PROBLEM DESCRIPTION >> Without including the pictures, copy out every line below.

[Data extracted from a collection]
******************************
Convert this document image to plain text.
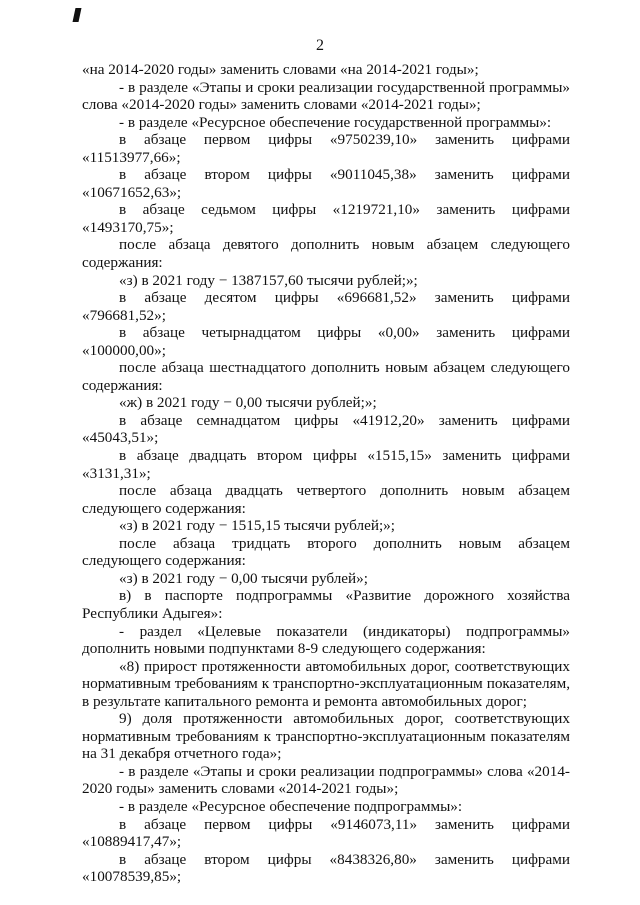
2

«на 2014-2020 годы» заменить словами «на 2014-2021 годы»;

- в разделе «Этапы и сроки реализации государственной программы» слова «2014-2020 годы» заменить словами «2014-2021 годы»;

- в разделе «Ресурсное обеспечение государственной программы»:

в абзаце первом цифры «9750239,10» заменить цифрами «11513977,66»;

в абзаце втором цифры «9011045,38» заменить цифрами «10671652,63»;

в абзаце седьмом цифры «1219721,10» заменить цифрами «1493170,75»;

после абзаца девятого дополнить новым абзацем следующего содержания:

«з) в 2021 году − 1387157,60 тысячи рублей;»;

в абзаце десятом цифры «696681,52» заменить цифрами «796681,52»;

в абзаце четырнадцатом цифры «0,00» заменить цифрами «100000,00»;

после абзаца шестнадцатого дополнить новым абзацем следующего содержания:

«ж) в 2021 году − 0,00 тысячи рублей;»;

в абзаце семнадцатом цифры «41912,20» заменить цифрами «45043,51»;

в абзаце двадцать втором цифры «1515,15» заменить цифрами «3131,31»;

после абзаца двадцать четвертого дополнить новым абзацем следующего содержания:

«з) в 2021 году − 1515,15 тысячи рублей;»;

после абзаца тридцать второго дополнить новым абзацем следующего содержания:

«з) в 2021 году − 0,00 тысячи рублей»;

в) в паспорте подпрограммы «Развитие дорожного хозяйства Республики Адыгея»:

- раздел «Целевые показатели (индикаторы) подпрограммы» дополнить новыми подпунктами 8-9 следующего содержания:

«8) прирост протяженности автомобильных дорог, соответствующих нормативным требованиям к транспортно-эксплуатационным показателям, в результате капитального ремонта и ремонта автомобильных дорог;

9) доля протяженности автомобильных дорог, соответствующих нормативным требованиям к транспортно-эксплуатационным показателям на 31 декабря отчетного года»;

- в разделе «Этапы и сроки реализации подпрограммы» слова «2014-2020 годы» заменить словами «2014-2021 годы»;

- в разделе «Ресурсное обеспечение подпрограммы»:

в абзаце первом цифры «9146073,11» заменить цифрами «10889417,47»;

в абзаце втором цифры «8438326,80» заменить цифрами «10078539,85»;
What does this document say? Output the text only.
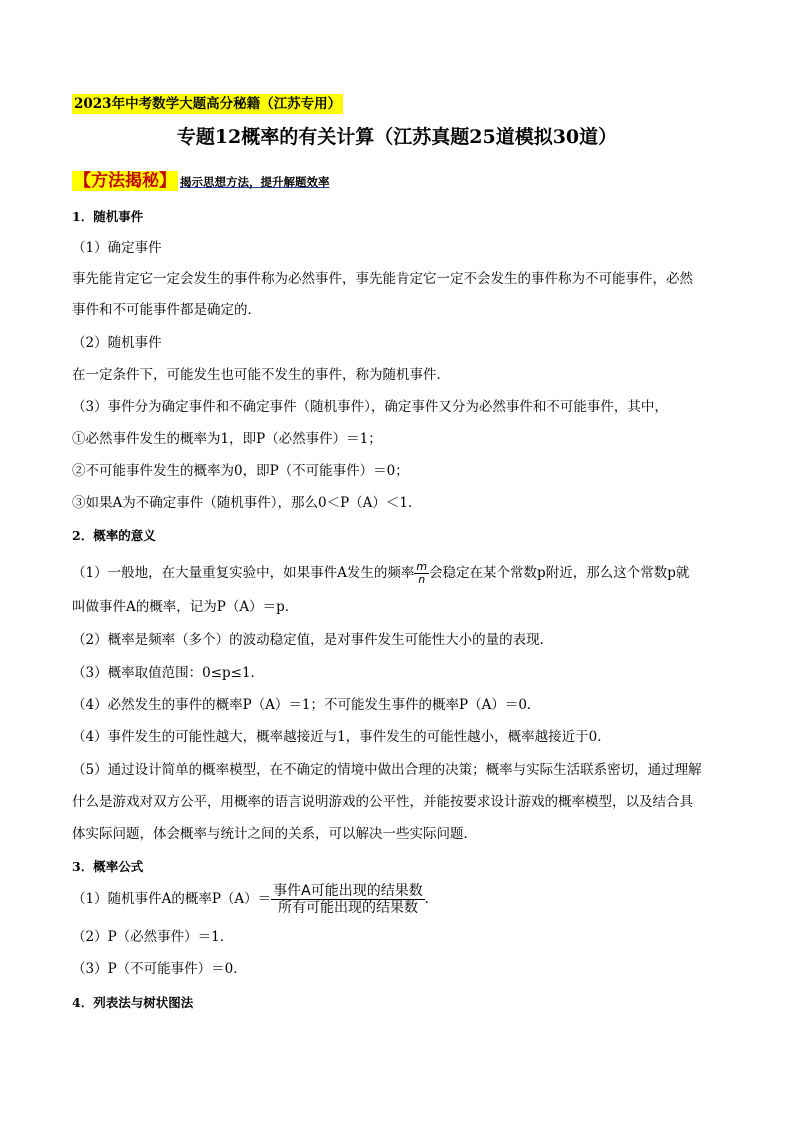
2023年中考数学大题高分秘籍（江苏专用）
专题12概率的有关计算（江苏真题25道模拟30道）
【方法揭秘】 揭示思想方法，提升解题效率
1．随机事件
（1）确定事件
事先能肯定它一定会发生的事件称为必然事件，事先能肯定它一定不会发生的事件称为不可能事件，必然
事件和不可能事件都是确定的．
（2）随机事件
在一定条件下，可能发生也可能不发生的事件，称为随机事件．
（3）事件分为确定事件和不确定事件（随机事件），确定事件又分为必然事件和不可能事件，其中，
①必然事件发生的概率为1，即P（必然事件）＝1；
②不可能事件发生的概率为0，即P（不可能事件）＝0；
③如果A为不确定事件（随机事件），那么0＜P（A）＜1．
2．概率的意义
（1）一般地，在大量重复实验中，如果事件A发生的频率 $\frac{m}{n}$ 会稳定在某个常数p附近，那么这个常数p就
叫做事件A的概率，记为P（A）＝p．
（2）概率是频率（多个）的波动稳定值，是对事件发生可能性大小的量的表现．
（3）概率取值范围：0≤p≤1．
（4）必然发生的事件的概率P（A）＝1；不可能发生事件的概率P（A）＝0．
（4）事件发生的可能性越大，概率越接近与1，事件发生的可能性越小，概率越接近于0．
（5）通过设计简单的概率模型，在不确定的情境中做出合理的决策；概率与实际生活联系密切，通过理解
什么是游戏对双方公平，用概率的语言说明游戏的公平性，并能按要求设计游戏的概率模型，以及结合具
体实际问题，体会概率与统计之间的关系，可以解决一些实际问题．
3．概率公式
（1）随机事件A的概率$P(A)= \frac{\text{事件A可能出现的结果数}}{\text{所有可能出现的结果数}}$ ．
（2）P（必然事件）＝1．
（3）P（不可能事件）＝0．
4．列表法与树状图法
******************************
THE OUTPUT >>
Convert this document image to plain text.
2

«на 2014-2020 годы» заменить словами «на 2014-2021 годы»;

- в разделе «Этапы и сроки реализации государственной программы» слова «2014-2020 годы» заменить словами «2014-2021 годы»;

- в разделе «Ресурсное обеспечение государственной программы»:

в абзаце первом цифры «9750239,10» заменить цифрами «11513977,66»;

в абзаце втором цифры «9011045,38» заменить цифрами «10671652,63»;

в абзаце седьмом цифры «1219721,10» заменить цифрами «1493170,75»;

после абзаца девятого дополнить новым абзацем следующего содержания:

«з) в 2021 году − 1387157,60 тысячи рублей;»;

в абзаце десятом цифры «696681,52» заменить цифрами «796681,52»;

в абзаце четырнадцатом цифры «0,00» заменить цифрами «100000,00»;

после абзаца шестнадцатого дополнить новым абзацем следующего содержания:

«ж) в 2021 году − 0,00 тысячи рублей;»;

в абзаце семнадцатом цифры «41912,20» заменить цифрами «45043,51»;

в абзаце двадцать втором цифры «1515,15» заменить цифрами «3131,31»;

после абзаца двадцать четвертого дополнить новым абзацем следующего содержания:

«з) в 2021 году − 1515,15 тысячи рублей;»;

после абзаца тридцать второго дополнить новым абзацем следующего содержания:

«з) в 2021 году − 0,00 тысячи рублей»;

в) в паспорте подпрограммы «Развитие дорожного хозяйства Республики Адыгея»:

- раздел «Целевые показатели (индикаторы) подпрограммы» дополнить новыми подпунктами 8-9 следующего содержания:

«8) прирост протяженности автомобильных дорог, соответствующих нормативным требованиям к транспортно-эксплуатационным показателям, в результате капитального ремонта и ремонта автомобильных дорог;

9) доля протяженности автомобильных дорог, соответствующих нормативным требованиям к транспортно-эксплуатационным показателям на 31 декабря отчетного года»;

- в разделе «Этапы и сроки реализации подпрограммы» слова «2014-2020 годы» заменить словами «2014-2021 годы»;

- в разделе «Ресурсное обеспечение подпрограммы»:

в абзаце первом цифры «9146073,11» заменить цифрами «10889417,47»;

в абзаце втором цифры «8438326,80» заменить цифрами «10078539,85»;
What does this document say? Output the text only.
2023年中考数学大题高分秘籍（江苏专用）
专题12概率的有关计算（江苏真题25道模拟30道）
【方法揭秘】 揭示思想方法，提升解题效率
1．随机事件
（1）确定事件
事先能肯定它一定会发生的事件称为必然事件，事先能肯定它一定不会发生的事件称为不可能事件，必然
事件和不可能事件都是确定的．
（2）随机事件
在一定条件下，可能发生也可能不发生的事件，称为随机事件．
（3）事件分为确定事件和不确定事件（随机事件），确定事件又分为必然事件和不可能事件，其中，
①必然事件发生的概率为1，即P（必然事件）＝1；
②不可能事件发生的概率为0，即P（不可能事件）＝0；
③如果A为不确定事件（随机事件），那么0＜P（A）＜1．
2．概率的意义
（1）一般地，在大量重复实验中，如果事件A发生的频率 $\frac{m}{n}$ 会稳定在某个常数p附近，那么这个常数p就
叫做事件A的概率，记为P（A）＝p．
（2）概率是频率（多个）的波动稳定值，是对事件发生可能性大小的量的表现．
（3）概率取值范围：0≤p≤1．
（4）必然发生的事件的概率P（A）＝1；不可能发生事件的概率P（A）＝0．
（4）事件发生的可能性越大，概率越接近与1，事件发生的可能性越小，概率越接近于0．
（5）通过设计简单的概率模型，在不确定的情境中做出合理的决策；概率与实际生活联系密切，通过理解
什么是游戏对双方公平，用概率的语言说明游戏的公平性，并能按要求设计游戏的概率模型，以及结合具
体实际问题，体会概率与统计之间的关系，可以解决一些实际问题．
3．概率公式
（1）随机事件A的概率$P(A)= \frac{\text{事件A可能出现的结果数}}{\text{所有可能出现的结果数}}$ ．
（2）P（必然事件）＝1．
（3）P（不可能事件）＝0．
4．列表法与树状图法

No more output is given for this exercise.